Copy each line of the material below that includes the string "object".

A block of data
::::

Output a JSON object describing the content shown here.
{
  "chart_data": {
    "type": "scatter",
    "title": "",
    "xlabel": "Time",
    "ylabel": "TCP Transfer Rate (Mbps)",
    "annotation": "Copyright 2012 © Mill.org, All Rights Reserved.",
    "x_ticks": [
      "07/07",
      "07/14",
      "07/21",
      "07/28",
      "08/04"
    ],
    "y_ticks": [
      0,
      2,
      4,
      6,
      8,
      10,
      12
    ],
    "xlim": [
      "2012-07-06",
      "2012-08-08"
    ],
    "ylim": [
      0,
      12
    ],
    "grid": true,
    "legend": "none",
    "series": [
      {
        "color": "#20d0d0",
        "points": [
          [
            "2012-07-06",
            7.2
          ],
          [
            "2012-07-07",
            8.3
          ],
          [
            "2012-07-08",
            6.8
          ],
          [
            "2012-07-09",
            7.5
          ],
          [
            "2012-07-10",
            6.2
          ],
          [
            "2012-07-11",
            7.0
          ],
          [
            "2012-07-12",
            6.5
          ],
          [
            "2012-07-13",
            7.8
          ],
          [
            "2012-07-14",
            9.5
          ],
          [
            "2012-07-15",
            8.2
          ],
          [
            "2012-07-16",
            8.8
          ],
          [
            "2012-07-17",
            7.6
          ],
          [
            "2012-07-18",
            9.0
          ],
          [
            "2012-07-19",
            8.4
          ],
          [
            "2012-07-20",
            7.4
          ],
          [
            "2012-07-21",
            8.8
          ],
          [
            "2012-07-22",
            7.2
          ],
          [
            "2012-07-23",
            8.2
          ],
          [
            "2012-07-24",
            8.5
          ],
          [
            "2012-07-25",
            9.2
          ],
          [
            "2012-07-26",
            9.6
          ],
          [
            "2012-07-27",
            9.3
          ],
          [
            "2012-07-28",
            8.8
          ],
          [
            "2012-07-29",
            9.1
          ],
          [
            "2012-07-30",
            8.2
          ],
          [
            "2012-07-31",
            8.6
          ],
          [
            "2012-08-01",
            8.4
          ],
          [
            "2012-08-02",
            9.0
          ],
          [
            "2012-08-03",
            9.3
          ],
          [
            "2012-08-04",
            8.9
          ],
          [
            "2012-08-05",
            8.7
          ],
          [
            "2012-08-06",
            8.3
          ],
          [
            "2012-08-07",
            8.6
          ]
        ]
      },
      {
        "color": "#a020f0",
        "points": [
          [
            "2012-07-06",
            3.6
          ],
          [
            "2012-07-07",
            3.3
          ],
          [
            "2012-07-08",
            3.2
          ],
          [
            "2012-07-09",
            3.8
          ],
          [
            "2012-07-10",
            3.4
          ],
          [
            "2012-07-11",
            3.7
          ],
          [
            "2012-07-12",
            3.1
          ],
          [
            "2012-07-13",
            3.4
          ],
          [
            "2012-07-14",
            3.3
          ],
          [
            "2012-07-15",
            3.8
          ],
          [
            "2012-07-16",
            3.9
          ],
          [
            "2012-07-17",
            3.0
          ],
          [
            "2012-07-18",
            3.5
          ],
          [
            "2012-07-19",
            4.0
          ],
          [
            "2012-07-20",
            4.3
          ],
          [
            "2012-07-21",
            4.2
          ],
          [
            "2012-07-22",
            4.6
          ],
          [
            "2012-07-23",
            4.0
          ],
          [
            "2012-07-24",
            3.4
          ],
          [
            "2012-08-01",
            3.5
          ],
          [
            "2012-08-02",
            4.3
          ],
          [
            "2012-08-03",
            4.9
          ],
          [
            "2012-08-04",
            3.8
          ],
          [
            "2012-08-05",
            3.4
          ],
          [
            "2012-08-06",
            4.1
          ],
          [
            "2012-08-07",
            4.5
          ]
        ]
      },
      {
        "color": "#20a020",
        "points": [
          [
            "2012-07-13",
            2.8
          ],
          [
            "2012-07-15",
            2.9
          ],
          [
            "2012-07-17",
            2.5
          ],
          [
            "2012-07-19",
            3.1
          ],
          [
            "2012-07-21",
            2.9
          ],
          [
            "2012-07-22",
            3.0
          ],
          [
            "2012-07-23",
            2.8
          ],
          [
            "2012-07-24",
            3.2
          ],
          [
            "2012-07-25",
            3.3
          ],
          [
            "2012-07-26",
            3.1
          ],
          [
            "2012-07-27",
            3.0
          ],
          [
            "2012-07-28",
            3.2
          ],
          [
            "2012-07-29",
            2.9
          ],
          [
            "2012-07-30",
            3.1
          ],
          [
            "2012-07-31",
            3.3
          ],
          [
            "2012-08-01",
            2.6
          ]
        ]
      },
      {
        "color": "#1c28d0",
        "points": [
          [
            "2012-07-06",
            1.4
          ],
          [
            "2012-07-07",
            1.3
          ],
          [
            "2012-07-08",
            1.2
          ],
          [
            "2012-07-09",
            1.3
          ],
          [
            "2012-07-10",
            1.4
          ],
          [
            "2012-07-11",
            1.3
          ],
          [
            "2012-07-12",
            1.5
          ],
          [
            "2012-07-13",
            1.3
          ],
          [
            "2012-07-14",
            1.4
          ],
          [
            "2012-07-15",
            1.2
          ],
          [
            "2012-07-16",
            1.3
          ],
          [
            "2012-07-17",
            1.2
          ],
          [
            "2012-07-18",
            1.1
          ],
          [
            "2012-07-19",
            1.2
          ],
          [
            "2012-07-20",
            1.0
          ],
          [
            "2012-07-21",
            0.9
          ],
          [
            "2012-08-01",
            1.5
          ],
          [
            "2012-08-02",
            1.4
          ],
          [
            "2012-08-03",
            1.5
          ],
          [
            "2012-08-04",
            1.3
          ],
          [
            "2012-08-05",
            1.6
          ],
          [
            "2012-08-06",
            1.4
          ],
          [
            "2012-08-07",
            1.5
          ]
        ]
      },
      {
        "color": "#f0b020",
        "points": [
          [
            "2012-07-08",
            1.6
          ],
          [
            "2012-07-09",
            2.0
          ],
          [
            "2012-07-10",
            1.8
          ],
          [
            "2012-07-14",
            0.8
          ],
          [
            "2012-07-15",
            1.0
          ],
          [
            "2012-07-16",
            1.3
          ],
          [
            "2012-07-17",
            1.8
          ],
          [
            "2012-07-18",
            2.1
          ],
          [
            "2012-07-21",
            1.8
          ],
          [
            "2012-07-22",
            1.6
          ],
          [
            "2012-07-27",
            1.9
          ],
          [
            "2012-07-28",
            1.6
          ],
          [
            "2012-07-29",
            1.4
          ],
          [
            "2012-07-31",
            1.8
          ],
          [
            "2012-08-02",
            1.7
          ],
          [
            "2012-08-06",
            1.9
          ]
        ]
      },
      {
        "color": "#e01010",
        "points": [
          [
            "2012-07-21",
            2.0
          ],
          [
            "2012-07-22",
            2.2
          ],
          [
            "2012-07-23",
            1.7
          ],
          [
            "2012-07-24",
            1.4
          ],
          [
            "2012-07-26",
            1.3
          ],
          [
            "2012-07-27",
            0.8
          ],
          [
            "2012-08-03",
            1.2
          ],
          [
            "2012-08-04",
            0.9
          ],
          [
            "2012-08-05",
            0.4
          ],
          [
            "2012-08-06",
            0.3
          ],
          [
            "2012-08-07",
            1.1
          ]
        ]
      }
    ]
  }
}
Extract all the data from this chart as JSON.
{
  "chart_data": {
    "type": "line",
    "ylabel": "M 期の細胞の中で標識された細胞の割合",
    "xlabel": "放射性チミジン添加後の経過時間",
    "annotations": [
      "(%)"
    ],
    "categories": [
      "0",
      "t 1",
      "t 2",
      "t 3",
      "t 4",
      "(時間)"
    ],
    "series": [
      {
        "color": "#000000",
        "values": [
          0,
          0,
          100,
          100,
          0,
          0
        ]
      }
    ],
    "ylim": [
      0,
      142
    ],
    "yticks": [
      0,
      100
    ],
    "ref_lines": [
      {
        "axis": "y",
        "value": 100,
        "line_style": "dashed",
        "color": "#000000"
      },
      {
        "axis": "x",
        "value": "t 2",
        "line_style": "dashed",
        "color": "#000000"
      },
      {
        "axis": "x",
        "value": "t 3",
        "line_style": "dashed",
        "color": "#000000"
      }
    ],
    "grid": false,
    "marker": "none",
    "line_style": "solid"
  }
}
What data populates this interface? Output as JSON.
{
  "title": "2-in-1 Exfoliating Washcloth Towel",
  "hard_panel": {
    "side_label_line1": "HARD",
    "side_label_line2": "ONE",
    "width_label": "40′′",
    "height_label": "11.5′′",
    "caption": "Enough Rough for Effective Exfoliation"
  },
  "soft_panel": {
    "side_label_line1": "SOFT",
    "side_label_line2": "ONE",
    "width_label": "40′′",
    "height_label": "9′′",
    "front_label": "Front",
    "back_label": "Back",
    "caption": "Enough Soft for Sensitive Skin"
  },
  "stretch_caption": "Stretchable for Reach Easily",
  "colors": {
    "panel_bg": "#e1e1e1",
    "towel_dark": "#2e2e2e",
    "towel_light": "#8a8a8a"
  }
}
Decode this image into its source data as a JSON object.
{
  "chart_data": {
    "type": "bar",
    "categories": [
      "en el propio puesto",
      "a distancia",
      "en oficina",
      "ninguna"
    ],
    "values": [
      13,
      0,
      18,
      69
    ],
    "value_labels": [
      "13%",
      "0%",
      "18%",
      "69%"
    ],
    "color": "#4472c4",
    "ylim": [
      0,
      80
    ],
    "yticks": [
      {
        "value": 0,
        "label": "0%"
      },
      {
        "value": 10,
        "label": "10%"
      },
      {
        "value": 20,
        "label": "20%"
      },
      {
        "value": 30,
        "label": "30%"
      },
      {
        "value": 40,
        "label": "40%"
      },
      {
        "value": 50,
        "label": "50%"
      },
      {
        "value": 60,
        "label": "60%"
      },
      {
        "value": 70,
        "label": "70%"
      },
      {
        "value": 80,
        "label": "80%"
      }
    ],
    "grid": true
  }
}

::::

» Output of the exercise:
Output a JSON object describing the content shown here.
Decode this image into its source data as a JSON object.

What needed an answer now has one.